Records from a collection
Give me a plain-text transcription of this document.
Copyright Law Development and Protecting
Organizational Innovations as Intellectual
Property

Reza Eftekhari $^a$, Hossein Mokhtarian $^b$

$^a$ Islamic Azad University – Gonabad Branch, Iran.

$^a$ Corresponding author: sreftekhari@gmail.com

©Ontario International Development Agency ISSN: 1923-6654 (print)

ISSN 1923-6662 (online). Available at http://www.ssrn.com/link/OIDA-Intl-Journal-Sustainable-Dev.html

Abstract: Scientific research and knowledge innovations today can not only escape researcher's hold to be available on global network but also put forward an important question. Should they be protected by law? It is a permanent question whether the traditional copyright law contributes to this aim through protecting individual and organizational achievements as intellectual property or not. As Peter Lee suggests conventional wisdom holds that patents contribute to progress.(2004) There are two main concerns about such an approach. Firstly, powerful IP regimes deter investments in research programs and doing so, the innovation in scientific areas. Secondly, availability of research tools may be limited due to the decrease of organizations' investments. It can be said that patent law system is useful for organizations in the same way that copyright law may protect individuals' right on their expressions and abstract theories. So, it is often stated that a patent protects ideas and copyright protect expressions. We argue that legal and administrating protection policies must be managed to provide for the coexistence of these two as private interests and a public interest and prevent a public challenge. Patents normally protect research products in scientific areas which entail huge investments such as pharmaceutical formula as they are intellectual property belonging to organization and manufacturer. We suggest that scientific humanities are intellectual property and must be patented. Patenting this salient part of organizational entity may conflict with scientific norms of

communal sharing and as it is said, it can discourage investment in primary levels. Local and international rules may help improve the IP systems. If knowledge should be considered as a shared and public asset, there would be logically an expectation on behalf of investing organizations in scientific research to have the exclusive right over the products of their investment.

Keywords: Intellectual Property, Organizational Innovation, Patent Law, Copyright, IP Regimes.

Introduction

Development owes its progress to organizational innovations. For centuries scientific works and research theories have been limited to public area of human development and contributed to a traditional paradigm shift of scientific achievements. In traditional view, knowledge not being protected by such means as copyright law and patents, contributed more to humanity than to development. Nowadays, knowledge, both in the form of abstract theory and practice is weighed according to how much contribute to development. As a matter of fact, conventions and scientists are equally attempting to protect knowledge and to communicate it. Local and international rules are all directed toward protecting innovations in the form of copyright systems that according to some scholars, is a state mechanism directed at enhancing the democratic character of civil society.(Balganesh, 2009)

▶ _Stated task_: Make an exact copy of every entry.

▶ _Problem solution_:
Give me a plain-text transcription of this document.
Copyright Law Development and Protecting
Organizational Innovations as Intellectual
Property

Reza Eftekhari $^a$, Hossein Mokhtarian $^b$

$^a$ Islamic Azad University – Gonabad Branch, Iran.

$^a$ Corresponding author: sreftekhari@gmail.com

©Ontario International Development Agency ISSN: 1923-6654 (print)

ISSN 1923-6662 (online). Available at http://www.ssrn.com/link/OIDA-Intl-Journal-Sustainable-Dev.html

Abstract: Scientific research and knowledge innovations today can not only escape researcher's hold to be available on global network but also put forward an important question. Should they be protected by law? It is a permanent question whether the traditional copyright law contributes to this aim through protecting individual and organizational achievements as intellectual property or not. As Peter Lee suggests conventional wisdom holds that patents contribute to progress.(2004) There are two main concerns about such an approach. Firstly, powerful IP regimes deter investments in research programs and doing so, the innovation in scientific areas. Secondly, availability of research tools may be limited due to the decrease of organizations' investments. It can be said that patent law system is useful for organizations in the same way that copyright law may protect individuals' right on their expressions and abstract theories. So, it is often stated that a patent protects ideas and copyright protect expressions. We argue that legal and administrating protection policies must be managed to provide for the coexistence of these two as private interests and a public interest and prevent a public challenge. Patents normally protect research products in scientific areas which entail huge investments such as pharmaceutical formula as they are intellectual property belonging to organization and manufacturer. We suggest that scientific humanities are intellectual property and must be patented. Patenting this salient part of organizational entity may conflict with scientific norms of

communal sharing and as it is said, it can discourage investment in primary levels. Local and international rules may help improve the IP systems. If knowledge should be considered as a shared and public asset, there would be logically an expectation on behalf of investing organizations in scientific research to have the exclusive right over the products of their investment.

Keywords: Intellectual Property, Organizational Innovation, Patent Law, Copyright, IP Regimes.

Introduction

Development owes its progress to organizational innovations. For centuries scientific works and research theories have been limited to public area of human development and contributed to a traditional paradigm shift of scientific achievements. In traditional view, knowledge not being protected by such means as copyright law and patents, contributed more to humanity than to development. Nowadays, knowledge, both in the form of abstract theory and practice is weighed according to how much contribute to development. As a matter of fact, conventions and scientists are equally attempting to protect knowledge and to communicate it. Local and international rules are all directed toward protecting innovations in the form of copyright systems that according to some scholars, is a state mechanism directed at enhancing the democratic character of civil society.(Balganesh, 2009)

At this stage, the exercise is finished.